Così, dobbiamo imparare a “esserci” sul pianeta. Imparare a esserci significa: imparare a vivere, a condividere, a comunicare, a essere in comunione: è ciò che si imparava soltanto nelle e con le culture singolari. Abbiamo bisogno ormai di imparare a essere ,a vivere, a condividere, a comunicare, essere in comunione anche in quanto umani del pianeta Terra. Non dobbiamo più essere solo di una cultura, ma anche essere terrestri. Dobbiamo impegnarci non a dominare, ma a prenderci cura, migliorare, comprendere. Dobbiamo inscrivere in noi

  • la coscienza antropologica, che riconosce la nostra unità nella nostra diversità;
  • la coscienza ecologica, ossia la coscienza di abitare, con tutti gli esseri mortali, una sfera vivente (biosfera). Il conoscere il nostro legame consustanziale con la biosfera ci porta ad abbandonare il sogno prometeico del dominio dell’universo per alimentare, al contrario, l’aspirazione alla convivialità sulla Terra;
  • la coscienza civica terrestre, ossia la coscienza della responsabilità e della solidarietà per i figli della Terra;
  • la coscienza dialogica, che nasce dall’esercizio complesso del pensiero e che ci permette nel contempo di criticarci fra noi, di auto criticarci e di comprenderci gli uni gli altri.

Dobbiamo non più opporre l’universale alle patrie, bensì legare concentricamente le nostre patrie – familiari, regionali, nazionali, europee – e integrarle nell’universo concreto della patria terrestre. Non si deve più opporre un futuro radioso a un passato di servitù e di superstizione. Tutte le culture hanno le loro virtù, le loro esperienze, le loro saggezze e nello stesso tempo le loro carenze e le loro ignoranze. E’ ritrovando le origini nel passato che un gruppo umano trova l’energia per affrontare il suo presente e preparare il futuro. La ricerca di un avvenire migliore deve essere complementare e non più antagonista con il ritorno alle origini nel passato. Ogni essere umano, ogni collettività deve irrigare la propria vita con una circolazione incessante fra il passato, in cui radica la sua identità riallacciandosi ai propri ascendenti, il presente, in cui afferma i suoi bisogni, e un futuro nel quale proietta le sue aspirazioni e i suoi sforzi. In questo senso gli stati possono avere un ruolo decisivo, ma a condizione di accettare, nel loro stesso interesse, di abbandonare la sovranità assoluta su tutti i grandi problemi di comune utilità e soprattutto sui problemi di comune utilità e soprattutto sui problemi di vita o di morte che superano la loro competenza isolata. In ogni modo, l’era di fecondità degli Stati nazionali dotati di potere assoluto è compiuta, il che significa che occorre non disintegrarli, ma rispettarli integrandoli in insiemi e facendo loro rispettare l’insieme di cui fanno parte.

####

**Compito:**
Rispondi in breve a queste domande sul testo qui sopra:
(a) Che cosa riconosce la coscienza antropologica?
(b) Quale sogno si abbandona conoscendo il nostro legame consustanziale con la biosfera?
(c) Quali patrie vanno legate concentricamente?

**Record di dati:**
####

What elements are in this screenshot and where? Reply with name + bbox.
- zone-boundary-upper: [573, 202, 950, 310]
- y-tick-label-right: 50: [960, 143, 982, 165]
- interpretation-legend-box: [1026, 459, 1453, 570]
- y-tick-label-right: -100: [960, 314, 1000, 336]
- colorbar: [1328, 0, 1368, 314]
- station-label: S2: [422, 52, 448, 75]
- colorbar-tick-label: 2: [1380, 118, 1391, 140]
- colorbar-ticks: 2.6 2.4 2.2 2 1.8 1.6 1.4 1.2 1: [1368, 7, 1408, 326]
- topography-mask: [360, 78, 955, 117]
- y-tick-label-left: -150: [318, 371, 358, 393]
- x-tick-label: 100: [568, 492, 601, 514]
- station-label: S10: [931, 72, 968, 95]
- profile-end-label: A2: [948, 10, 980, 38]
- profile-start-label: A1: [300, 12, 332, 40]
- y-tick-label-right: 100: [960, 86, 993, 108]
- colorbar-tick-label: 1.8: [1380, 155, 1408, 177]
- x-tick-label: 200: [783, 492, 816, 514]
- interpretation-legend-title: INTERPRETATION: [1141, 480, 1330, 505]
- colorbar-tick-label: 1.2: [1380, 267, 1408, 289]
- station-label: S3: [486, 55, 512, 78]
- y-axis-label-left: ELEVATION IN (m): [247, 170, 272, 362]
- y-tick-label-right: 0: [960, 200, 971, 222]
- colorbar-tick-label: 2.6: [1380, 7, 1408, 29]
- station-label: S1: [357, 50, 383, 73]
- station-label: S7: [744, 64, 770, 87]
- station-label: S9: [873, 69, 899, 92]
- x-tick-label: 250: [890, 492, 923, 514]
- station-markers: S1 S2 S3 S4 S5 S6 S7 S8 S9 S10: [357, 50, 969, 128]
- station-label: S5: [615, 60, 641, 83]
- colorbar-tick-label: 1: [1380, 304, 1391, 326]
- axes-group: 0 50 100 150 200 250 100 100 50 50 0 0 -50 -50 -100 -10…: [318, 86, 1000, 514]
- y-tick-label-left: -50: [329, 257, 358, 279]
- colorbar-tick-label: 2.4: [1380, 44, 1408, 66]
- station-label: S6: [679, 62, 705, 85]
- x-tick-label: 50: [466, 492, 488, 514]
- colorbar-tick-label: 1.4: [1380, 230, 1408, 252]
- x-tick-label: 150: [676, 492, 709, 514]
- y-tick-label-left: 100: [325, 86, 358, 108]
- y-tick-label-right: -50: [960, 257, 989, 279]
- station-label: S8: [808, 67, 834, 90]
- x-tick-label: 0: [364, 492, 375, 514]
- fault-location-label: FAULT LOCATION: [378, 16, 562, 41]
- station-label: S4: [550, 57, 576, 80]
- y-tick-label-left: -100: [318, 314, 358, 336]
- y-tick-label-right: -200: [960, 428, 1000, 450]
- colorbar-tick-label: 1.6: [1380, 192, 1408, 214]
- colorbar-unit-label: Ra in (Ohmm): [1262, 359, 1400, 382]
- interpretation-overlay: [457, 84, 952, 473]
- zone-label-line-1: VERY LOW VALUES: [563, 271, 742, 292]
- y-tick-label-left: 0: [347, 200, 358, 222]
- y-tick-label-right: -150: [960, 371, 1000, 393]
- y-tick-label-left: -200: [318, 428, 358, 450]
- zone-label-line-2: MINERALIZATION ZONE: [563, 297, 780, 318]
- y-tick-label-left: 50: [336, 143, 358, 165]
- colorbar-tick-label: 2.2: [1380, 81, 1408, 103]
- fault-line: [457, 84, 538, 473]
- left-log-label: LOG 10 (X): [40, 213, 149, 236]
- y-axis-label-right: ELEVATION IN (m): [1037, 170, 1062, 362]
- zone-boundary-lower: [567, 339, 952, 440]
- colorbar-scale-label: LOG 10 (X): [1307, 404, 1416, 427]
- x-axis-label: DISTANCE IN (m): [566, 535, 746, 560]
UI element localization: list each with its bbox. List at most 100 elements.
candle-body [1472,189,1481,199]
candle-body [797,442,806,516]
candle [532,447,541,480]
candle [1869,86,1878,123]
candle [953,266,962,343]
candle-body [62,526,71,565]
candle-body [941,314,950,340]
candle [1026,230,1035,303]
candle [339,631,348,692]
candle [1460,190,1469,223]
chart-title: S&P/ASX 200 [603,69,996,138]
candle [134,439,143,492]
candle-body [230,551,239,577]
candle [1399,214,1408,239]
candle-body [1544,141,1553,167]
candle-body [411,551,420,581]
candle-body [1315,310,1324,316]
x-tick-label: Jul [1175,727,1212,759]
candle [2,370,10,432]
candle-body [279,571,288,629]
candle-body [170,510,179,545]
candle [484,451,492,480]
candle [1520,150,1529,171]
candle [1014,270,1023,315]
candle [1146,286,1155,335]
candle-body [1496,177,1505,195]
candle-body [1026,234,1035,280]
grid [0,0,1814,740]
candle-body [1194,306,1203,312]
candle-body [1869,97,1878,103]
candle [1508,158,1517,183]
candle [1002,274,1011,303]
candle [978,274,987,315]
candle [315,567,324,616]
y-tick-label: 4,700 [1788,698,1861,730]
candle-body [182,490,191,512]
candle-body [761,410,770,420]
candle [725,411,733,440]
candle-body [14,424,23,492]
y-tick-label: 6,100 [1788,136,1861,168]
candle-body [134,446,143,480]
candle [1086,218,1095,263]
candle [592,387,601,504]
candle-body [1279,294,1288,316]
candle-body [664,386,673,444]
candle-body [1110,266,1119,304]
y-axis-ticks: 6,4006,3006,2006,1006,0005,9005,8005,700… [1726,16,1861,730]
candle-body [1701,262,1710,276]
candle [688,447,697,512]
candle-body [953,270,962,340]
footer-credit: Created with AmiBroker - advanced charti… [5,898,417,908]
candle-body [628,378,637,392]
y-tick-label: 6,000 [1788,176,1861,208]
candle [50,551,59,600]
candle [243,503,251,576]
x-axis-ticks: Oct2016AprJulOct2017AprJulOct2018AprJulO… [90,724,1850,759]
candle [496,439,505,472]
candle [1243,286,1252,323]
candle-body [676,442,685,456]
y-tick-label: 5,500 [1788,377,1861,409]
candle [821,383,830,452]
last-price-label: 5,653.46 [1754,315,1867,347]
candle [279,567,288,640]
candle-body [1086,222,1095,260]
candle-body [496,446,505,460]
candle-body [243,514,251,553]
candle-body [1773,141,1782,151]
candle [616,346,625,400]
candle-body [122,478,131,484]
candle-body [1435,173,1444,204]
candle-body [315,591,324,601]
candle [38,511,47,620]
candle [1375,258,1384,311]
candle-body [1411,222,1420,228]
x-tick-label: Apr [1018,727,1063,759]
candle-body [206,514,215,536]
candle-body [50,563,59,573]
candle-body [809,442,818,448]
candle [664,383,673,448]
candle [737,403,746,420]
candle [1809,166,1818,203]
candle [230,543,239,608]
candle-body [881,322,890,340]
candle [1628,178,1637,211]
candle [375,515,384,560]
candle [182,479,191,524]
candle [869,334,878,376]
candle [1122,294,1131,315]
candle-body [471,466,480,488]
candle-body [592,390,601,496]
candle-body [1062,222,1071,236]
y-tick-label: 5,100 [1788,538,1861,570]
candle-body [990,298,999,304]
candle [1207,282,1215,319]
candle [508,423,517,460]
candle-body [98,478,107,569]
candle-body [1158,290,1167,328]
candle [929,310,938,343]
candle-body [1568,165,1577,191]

####

**La tua risposta:**
(a) La nostra unità nella nostra diversità.
(b) Il sogno prometeico del dominio dell'universo.
(c) Le patrie familiari, regionali, nazionali ed europee.